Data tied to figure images
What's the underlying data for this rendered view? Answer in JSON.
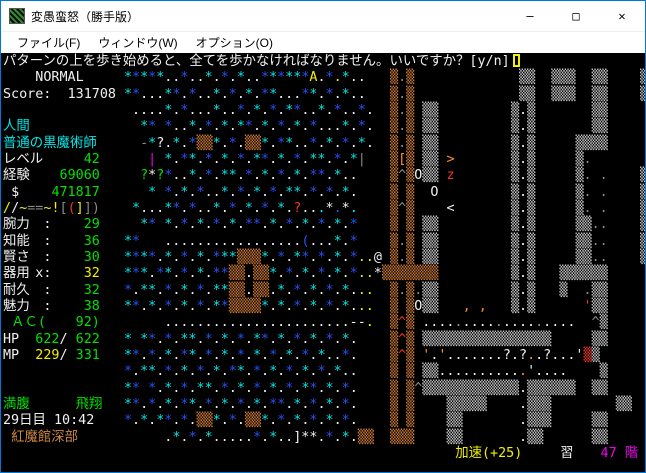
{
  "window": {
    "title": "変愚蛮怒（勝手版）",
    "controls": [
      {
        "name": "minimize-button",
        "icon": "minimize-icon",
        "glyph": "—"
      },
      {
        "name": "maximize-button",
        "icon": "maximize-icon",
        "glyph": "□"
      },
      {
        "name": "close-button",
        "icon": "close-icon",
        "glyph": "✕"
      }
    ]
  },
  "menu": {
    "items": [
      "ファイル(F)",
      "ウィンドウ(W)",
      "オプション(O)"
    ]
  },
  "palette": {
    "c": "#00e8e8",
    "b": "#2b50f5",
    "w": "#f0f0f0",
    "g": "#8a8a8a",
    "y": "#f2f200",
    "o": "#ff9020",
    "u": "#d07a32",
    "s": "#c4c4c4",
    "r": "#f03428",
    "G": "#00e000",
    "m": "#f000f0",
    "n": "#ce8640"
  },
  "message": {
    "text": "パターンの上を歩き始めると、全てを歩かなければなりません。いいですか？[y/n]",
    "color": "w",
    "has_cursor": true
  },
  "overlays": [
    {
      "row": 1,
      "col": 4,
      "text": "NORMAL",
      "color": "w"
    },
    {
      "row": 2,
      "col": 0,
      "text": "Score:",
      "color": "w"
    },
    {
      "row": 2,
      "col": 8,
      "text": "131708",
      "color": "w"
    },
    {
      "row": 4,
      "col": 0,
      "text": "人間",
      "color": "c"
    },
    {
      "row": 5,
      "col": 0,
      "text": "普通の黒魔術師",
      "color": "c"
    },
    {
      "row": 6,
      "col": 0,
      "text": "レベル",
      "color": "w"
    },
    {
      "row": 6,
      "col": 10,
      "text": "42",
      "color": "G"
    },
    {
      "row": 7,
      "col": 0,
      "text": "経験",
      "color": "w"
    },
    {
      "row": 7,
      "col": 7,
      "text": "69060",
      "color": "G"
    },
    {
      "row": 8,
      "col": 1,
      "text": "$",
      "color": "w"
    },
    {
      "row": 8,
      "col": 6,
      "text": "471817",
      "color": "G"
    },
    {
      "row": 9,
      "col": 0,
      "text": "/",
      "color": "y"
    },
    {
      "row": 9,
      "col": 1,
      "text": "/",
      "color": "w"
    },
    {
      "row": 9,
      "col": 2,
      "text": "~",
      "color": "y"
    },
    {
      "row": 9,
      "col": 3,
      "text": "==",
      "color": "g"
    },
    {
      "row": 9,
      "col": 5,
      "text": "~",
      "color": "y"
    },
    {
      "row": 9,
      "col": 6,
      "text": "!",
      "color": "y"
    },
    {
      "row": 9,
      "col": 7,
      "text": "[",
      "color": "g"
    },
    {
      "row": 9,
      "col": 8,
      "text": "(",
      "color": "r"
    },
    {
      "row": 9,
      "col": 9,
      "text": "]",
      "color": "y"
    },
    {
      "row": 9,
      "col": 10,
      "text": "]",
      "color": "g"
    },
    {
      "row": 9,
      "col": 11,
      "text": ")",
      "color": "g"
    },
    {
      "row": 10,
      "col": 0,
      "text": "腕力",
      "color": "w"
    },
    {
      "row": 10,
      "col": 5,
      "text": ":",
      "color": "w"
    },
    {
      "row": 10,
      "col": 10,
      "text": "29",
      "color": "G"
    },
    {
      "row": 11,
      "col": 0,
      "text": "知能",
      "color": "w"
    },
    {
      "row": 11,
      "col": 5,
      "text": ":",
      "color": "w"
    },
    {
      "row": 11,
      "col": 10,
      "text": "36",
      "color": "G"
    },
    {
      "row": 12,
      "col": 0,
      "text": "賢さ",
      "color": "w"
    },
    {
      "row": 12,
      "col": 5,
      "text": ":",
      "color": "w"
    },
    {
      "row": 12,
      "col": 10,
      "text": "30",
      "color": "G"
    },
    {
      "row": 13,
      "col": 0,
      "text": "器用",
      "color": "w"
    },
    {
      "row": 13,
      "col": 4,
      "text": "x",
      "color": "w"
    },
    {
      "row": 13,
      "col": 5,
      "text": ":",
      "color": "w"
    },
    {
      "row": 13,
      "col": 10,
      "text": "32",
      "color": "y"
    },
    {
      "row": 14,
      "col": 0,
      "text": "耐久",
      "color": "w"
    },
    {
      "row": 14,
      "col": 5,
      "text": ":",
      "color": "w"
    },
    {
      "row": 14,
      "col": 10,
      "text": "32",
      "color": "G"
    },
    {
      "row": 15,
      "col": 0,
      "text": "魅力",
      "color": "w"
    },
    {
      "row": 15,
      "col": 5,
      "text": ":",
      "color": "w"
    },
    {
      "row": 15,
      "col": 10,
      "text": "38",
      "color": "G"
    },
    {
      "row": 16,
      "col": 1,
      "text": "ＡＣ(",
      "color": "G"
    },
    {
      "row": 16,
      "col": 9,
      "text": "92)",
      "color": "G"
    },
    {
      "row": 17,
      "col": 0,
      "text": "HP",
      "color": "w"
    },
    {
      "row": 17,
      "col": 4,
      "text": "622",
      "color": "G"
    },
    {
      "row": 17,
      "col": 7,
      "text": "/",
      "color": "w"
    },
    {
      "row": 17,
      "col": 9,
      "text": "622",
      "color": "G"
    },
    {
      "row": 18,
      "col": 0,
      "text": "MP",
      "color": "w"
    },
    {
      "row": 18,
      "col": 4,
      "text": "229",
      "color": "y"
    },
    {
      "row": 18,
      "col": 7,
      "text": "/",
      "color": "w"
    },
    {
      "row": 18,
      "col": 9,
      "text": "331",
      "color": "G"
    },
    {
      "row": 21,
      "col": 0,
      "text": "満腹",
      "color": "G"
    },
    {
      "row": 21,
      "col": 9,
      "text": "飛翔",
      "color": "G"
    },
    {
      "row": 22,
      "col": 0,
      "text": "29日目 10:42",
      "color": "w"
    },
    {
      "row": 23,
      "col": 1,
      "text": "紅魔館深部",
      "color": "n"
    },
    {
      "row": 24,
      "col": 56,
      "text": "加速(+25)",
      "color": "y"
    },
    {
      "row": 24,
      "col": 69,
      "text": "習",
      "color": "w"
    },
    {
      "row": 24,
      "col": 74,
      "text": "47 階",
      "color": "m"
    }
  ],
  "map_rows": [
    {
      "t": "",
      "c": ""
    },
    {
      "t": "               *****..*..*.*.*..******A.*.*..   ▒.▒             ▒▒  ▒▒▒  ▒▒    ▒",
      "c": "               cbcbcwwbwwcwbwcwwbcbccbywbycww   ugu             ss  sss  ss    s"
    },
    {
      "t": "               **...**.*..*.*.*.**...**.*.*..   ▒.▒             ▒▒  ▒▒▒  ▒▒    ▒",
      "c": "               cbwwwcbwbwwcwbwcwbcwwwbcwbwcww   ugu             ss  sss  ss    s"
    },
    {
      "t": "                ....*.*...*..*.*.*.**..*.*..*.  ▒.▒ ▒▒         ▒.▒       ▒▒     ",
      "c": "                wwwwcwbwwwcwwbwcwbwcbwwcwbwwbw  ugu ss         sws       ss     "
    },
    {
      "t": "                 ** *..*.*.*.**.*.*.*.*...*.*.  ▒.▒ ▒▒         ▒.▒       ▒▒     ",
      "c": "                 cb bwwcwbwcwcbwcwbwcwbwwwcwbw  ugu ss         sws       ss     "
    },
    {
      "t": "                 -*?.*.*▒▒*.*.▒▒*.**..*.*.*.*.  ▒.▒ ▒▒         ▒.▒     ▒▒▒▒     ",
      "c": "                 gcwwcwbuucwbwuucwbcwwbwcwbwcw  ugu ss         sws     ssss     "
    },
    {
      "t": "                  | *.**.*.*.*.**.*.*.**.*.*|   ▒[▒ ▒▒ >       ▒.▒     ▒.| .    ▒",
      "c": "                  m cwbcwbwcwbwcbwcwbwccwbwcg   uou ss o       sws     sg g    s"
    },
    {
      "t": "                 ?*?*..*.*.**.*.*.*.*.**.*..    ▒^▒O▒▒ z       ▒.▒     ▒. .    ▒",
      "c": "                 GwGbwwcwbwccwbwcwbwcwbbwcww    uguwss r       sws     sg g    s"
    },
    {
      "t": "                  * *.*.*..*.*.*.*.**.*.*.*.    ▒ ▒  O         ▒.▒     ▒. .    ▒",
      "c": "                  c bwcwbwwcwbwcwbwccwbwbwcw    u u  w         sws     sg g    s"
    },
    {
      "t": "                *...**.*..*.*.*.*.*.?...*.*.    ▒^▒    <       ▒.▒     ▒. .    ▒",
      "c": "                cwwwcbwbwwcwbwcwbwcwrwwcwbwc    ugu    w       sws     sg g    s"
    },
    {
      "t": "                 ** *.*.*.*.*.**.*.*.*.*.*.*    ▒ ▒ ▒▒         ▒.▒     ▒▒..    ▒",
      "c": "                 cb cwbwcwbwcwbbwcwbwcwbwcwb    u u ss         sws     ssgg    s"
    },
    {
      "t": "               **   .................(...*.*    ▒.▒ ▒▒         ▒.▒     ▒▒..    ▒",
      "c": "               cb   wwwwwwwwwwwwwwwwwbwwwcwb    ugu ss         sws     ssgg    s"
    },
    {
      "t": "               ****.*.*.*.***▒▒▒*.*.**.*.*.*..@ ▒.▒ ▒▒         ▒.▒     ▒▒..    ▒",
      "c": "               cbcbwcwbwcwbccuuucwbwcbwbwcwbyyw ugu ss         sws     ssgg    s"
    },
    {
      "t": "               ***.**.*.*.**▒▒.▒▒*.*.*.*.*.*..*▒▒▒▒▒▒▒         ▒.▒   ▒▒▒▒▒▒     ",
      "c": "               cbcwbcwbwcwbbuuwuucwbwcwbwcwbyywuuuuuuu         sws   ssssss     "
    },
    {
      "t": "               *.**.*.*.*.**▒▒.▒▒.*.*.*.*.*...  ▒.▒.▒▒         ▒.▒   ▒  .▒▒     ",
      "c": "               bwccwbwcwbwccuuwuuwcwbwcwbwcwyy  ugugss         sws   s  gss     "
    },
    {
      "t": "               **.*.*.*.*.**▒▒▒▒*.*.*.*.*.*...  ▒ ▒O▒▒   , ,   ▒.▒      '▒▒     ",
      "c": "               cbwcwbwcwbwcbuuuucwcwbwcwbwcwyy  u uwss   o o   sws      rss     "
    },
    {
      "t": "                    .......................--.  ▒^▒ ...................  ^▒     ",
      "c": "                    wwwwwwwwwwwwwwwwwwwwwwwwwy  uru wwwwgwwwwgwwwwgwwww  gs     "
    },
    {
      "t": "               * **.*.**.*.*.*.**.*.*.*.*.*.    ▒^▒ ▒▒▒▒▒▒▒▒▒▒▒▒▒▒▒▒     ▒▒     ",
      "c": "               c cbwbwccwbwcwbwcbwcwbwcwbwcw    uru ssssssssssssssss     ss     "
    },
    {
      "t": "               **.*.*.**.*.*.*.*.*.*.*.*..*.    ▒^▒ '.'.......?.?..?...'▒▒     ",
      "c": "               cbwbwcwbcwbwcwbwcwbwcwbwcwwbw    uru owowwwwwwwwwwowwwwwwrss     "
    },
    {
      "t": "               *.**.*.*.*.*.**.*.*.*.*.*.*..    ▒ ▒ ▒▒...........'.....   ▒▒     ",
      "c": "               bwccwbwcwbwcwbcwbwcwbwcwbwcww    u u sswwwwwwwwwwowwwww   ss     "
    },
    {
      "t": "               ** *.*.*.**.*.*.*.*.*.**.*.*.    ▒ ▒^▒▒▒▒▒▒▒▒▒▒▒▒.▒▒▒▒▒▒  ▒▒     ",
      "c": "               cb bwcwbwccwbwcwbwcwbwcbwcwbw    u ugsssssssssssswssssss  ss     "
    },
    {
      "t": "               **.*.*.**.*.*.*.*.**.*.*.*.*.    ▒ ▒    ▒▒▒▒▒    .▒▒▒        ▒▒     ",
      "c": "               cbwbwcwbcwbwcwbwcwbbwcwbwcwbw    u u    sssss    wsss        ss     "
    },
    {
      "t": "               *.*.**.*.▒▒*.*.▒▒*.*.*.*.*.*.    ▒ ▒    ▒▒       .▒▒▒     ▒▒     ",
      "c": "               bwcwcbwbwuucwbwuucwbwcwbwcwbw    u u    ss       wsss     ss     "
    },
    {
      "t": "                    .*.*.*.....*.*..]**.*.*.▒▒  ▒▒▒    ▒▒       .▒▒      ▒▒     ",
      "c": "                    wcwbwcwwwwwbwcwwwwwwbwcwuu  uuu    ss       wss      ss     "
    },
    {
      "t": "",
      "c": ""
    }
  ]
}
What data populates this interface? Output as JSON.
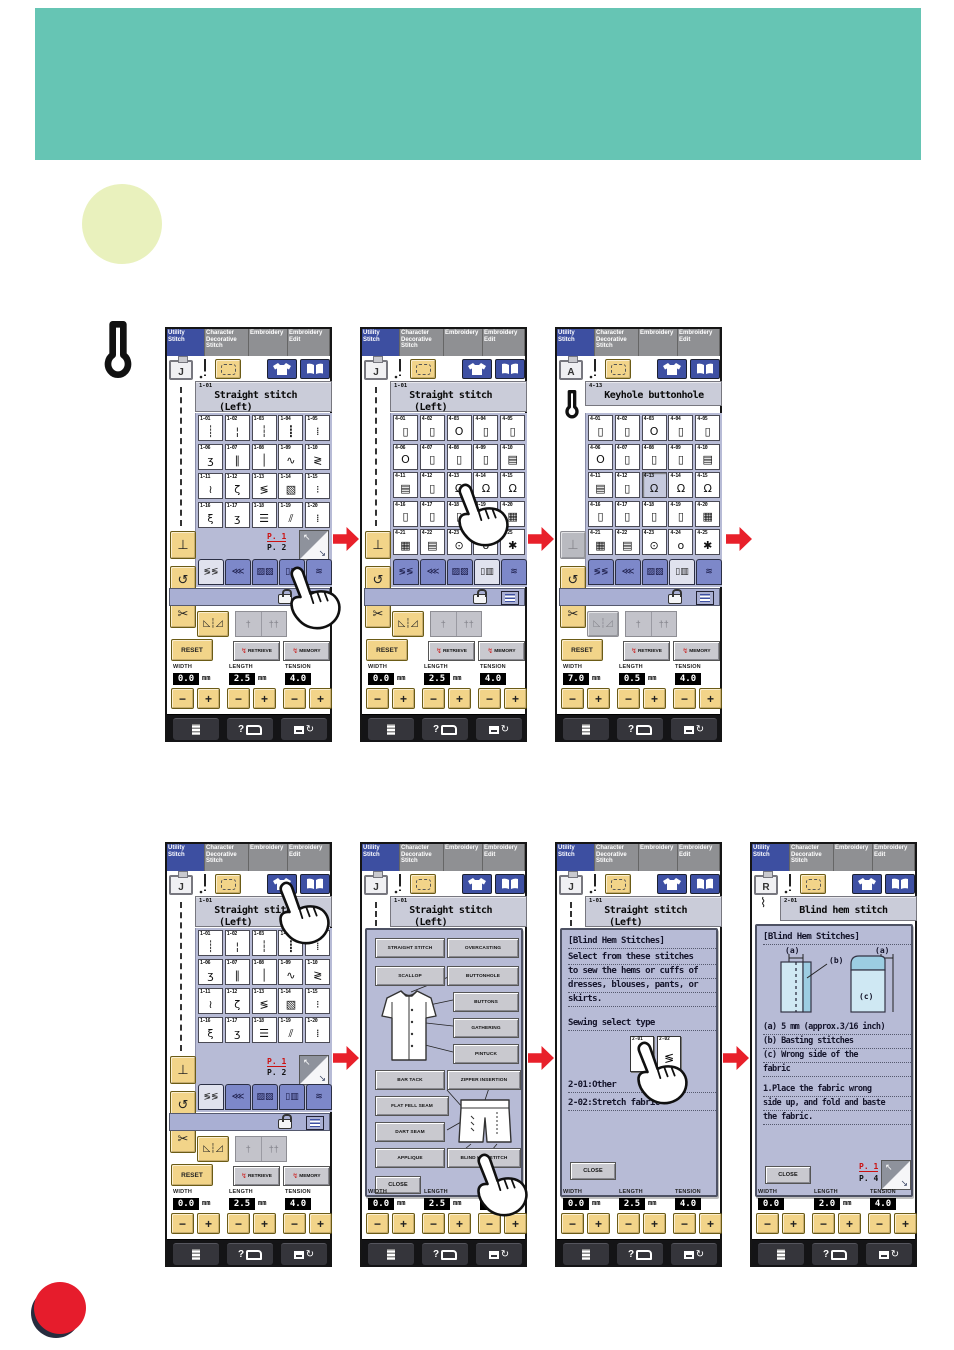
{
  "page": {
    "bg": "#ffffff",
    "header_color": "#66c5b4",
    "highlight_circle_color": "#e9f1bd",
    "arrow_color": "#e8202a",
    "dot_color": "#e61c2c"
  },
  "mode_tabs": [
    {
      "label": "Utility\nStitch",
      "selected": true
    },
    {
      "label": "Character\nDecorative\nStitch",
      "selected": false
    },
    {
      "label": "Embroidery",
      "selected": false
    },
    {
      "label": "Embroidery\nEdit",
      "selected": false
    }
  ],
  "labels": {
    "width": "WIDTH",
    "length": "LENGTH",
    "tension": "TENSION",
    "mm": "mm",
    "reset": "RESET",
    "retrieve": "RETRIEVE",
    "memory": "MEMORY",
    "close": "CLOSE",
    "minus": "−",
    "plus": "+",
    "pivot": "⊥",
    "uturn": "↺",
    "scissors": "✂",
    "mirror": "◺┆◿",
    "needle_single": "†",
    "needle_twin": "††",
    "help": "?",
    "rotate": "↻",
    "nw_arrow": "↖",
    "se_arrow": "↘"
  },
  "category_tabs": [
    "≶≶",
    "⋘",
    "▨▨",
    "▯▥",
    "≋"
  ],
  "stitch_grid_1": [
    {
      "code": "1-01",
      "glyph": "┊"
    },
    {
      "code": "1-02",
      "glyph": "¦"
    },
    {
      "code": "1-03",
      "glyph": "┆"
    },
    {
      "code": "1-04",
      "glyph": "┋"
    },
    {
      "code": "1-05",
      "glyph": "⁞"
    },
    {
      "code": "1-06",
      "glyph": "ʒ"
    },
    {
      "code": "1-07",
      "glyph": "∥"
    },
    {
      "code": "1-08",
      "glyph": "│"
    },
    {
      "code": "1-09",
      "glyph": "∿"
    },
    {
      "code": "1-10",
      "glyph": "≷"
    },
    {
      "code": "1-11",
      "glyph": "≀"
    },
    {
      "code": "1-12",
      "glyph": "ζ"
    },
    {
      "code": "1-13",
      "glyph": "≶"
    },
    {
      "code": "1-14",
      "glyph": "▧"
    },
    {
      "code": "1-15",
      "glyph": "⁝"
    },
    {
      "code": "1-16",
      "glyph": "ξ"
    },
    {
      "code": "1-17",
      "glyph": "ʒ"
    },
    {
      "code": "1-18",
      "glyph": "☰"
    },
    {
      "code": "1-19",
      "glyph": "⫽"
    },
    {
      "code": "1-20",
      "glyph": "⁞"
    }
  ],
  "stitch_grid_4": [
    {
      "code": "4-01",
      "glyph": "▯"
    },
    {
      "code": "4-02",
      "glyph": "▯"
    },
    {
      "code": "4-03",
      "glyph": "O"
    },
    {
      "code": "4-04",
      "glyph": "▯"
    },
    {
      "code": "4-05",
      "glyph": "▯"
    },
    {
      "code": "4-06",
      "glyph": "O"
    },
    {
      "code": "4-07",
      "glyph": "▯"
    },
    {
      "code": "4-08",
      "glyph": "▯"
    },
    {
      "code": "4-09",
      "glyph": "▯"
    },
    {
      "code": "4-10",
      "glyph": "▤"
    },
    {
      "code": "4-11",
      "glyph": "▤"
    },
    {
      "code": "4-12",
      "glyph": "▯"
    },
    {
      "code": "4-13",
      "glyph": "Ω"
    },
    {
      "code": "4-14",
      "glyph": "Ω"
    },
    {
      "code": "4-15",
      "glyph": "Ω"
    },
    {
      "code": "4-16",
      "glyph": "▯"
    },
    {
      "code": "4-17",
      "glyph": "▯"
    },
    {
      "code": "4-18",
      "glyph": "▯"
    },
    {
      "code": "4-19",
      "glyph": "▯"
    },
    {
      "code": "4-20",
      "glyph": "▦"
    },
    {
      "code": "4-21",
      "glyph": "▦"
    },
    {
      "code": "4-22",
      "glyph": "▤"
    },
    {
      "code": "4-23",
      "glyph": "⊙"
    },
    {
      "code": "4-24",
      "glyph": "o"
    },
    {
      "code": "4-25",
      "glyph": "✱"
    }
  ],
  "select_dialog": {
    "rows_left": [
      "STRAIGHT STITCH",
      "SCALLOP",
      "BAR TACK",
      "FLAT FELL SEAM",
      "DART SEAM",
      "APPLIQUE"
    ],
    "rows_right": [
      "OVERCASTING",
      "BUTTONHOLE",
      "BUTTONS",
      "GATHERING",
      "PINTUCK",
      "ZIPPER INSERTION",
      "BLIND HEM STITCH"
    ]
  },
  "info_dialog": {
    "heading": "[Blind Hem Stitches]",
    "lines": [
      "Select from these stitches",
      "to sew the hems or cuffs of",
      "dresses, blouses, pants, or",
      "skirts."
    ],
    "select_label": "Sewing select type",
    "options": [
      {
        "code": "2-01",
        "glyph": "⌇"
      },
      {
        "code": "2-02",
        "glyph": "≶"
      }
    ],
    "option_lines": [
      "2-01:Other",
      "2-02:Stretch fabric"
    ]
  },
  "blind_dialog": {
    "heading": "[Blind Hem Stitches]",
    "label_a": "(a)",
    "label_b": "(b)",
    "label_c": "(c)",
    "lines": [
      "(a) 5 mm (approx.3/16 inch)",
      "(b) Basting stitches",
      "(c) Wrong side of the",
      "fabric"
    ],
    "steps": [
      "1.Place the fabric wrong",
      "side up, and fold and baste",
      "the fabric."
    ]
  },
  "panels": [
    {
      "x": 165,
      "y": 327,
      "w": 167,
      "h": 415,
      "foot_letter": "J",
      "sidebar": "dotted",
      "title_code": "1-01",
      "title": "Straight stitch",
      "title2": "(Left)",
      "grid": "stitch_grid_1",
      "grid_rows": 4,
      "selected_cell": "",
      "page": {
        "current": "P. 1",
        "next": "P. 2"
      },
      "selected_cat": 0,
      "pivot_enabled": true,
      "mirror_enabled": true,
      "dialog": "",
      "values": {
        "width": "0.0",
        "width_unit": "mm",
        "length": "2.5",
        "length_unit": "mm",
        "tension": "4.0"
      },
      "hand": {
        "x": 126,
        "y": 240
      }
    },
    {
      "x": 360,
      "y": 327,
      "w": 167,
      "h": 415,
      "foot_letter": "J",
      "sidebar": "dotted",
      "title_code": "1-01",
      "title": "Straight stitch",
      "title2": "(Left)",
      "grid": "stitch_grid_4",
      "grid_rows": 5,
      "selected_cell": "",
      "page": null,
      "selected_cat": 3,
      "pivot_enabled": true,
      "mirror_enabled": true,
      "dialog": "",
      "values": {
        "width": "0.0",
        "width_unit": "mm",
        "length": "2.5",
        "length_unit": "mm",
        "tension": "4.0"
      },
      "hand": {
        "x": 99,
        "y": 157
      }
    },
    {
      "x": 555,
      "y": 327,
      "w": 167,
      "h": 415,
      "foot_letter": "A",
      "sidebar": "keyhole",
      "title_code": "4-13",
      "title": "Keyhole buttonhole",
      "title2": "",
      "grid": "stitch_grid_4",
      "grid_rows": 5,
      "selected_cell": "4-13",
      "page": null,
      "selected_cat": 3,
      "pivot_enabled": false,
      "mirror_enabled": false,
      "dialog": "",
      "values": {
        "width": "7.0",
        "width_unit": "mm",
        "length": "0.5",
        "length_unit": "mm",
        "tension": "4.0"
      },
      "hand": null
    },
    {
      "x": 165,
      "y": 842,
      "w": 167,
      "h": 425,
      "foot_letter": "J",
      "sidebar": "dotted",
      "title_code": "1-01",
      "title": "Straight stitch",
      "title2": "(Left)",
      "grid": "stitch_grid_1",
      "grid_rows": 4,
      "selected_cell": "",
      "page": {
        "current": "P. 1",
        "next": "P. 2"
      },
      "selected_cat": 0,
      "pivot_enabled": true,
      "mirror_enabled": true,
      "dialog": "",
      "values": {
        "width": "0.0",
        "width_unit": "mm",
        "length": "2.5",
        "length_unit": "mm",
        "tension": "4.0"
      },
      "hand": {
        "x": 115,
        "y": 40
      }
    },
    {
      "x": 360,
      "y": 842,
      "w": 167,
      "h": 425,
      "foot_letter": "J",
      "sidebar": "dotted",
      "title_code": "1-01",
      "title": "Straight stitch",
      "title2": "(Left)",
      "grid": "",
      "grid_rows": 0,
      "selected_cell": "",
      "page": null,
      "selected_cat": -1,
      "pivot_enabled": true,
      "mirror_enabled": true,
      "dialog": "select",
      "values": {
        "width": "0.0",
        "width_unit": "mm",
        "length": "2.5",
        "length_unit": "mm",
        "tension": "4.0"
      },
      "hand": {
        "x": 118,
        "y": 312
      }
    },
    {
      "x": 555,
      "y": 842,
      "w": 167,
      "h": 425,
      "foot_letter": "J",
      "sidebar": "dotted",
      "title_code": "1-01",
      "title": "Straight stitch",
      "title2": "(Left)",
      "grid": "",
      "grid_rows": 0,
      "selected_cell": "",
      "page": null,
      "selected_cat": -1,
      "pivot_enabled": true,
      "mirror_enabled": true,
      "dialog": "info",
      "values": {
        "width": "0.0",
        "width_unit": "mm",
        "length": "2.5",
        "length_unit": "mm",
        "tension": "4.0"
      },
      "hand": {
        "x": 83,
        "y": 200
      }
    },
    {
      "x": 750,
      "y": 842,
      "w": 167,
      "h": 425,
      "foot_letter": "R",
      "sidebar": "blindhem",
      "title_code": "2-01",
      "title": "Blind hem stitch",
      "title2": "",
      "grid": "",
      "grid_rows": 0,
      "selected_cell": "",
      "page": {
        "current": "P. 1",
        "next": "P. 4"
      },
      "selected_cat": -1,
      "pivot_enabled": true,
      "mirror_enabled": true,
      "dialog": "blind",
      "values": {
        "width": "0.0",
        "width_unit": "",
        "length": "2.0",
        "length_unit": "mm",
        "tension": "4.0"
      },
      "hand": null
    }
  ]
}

*Aim*
Only a number is wanted: how many lines of the material include the word "icon".

*Result of the task*
3